(Text passage)
At age 64 I think I am finally giving up the pursuit of perfection in my being. At least, I hope I have. It is a strange thing to be diagnosed at 50 and to have it explain the missing achievements of the past.  So, as I look around my bedroom at the stacks of clothes not put away, books not read, drawers left half-open I find that I finally want to let go of the feeling of failing for being able to keep it things in the perfect order that I have been brainwashed into believing that they should be.

I am absolutely certain that the number of broken bones I have incurred, the cuts, the falls, the clumsiness can be attributed to the ADHD. While my career as a ballerina was in no way affected since it was never a goal, I can see why so many things in my life happened the way they did. Crazy parental behavior played a part in it, also. By the time high school graduation arrived I had lived in no fewer than four states, twelve cities and, at a minimum, fifteen houses, apartments, and hovels. This does not include the few empty houses my mother broke into so we wouldn’t sleep in an alley somewhere.

All of this has led to a strange affliction of self doubt, feelings of total insecurity and an absolute tendency to say whatever is on my mind at the most inopportune moments. It has also created an individual that has survived much of with a wicked sense of humor, a cornucopia of useless knowledge and a level of guilt that I am now totally willing to pass on to some void in the sky.

Meanwhile, the pile of books sets untouched, the clothes are easier to get to and I have to go now and do something that doesn’t require me to sit still for more that 10 minute.

(Aim of the exercise) In the essay about ADHD, how many states had the writer lived in by high school graduation?

(Information shown)
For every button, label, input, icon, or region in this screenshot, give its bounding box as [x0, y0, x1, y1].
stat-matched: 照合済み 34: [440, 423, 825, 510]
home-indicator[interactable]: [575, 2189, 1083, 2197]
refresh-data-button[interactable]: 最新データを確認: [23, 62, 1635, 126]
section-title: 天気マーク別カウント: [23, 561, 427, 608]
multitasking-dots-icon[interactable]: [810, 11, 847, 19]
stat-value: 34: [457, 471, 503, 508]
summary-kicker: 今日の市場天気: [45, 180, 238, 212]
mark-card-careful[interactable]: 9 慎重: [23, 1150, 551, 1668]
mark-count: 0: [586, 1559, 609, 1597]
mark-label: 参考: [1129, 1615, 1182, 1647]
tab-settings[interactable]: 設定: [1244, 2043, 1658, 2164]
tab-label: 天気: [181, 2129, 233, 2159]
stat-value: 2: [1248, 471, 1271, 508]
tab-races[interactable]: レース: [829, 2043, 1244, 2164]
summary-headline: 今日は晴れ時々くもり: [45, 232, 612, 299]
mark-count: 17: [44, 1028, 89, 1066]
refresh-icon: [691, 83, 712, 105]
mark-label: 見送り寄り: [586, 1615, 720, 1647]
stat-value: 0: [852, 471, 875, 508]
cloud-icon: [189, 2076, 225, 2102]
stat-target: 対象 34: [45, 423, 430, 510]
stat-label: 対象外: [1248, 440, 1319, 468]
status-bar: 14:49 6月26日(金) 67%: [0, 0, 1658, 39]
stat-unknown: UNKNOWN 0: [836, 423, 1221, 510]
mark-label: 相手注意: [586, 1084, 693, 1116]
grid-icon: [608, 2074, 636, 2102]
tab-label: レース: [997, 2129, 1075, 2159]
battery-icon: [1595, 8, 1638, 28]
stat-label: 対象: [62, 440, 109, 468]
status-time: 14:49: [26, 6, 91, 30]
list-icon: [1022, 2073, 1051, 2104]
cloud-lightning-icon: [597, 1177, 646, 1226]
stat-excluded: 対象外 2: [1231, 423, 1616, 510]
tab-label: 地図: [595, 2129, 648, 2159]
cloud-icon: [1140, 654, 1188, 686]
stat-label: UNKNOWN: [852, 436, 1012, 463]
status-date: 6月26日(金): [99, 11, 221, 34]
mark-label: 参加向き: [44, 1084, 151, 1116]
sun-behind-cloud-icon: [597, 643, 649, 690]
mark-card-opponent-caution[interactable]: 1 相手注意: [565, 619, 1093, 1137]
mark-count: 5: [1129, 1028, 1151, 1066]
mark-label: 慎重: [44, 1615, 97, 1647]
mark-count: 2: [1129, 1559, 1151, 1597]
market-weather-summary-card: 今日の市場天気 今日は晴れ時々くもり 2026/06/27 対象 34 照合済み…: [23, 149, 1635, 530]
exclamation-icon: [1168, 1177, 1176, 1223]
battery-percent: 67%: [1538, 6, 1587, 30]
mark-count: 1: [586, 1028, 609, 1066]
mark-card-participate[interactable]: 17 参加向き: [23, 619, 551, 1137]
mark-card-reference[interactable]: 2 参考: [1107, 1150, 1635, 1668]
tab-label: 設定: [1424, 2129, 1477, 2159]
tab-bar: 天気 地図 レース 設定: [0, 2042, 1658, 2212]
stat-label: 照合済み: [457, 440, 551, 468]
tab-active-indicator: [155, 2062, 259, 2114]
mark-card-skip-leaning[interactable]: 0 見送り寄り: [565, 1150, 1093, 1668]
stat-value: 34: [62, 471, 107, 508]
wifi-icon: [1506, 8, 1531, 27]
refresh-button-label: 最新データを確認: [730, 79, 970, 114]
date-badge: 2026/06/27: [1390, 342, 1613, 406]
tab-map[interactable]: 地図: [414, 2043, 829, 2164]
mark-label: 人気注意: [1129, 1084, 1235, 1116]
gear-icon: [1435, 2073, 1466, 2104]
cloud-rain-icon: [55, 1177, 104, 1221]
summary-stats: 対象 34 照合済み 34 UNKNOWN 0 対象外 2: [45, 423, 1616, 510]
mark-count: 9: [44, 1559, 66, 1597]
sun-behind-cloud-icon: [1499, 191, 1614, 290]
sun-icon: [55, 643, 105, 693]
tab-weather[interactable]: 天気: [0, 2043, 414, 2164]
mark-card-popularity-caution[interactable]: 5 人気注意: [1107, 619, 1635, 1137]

(Exercise response) No fewer than four states.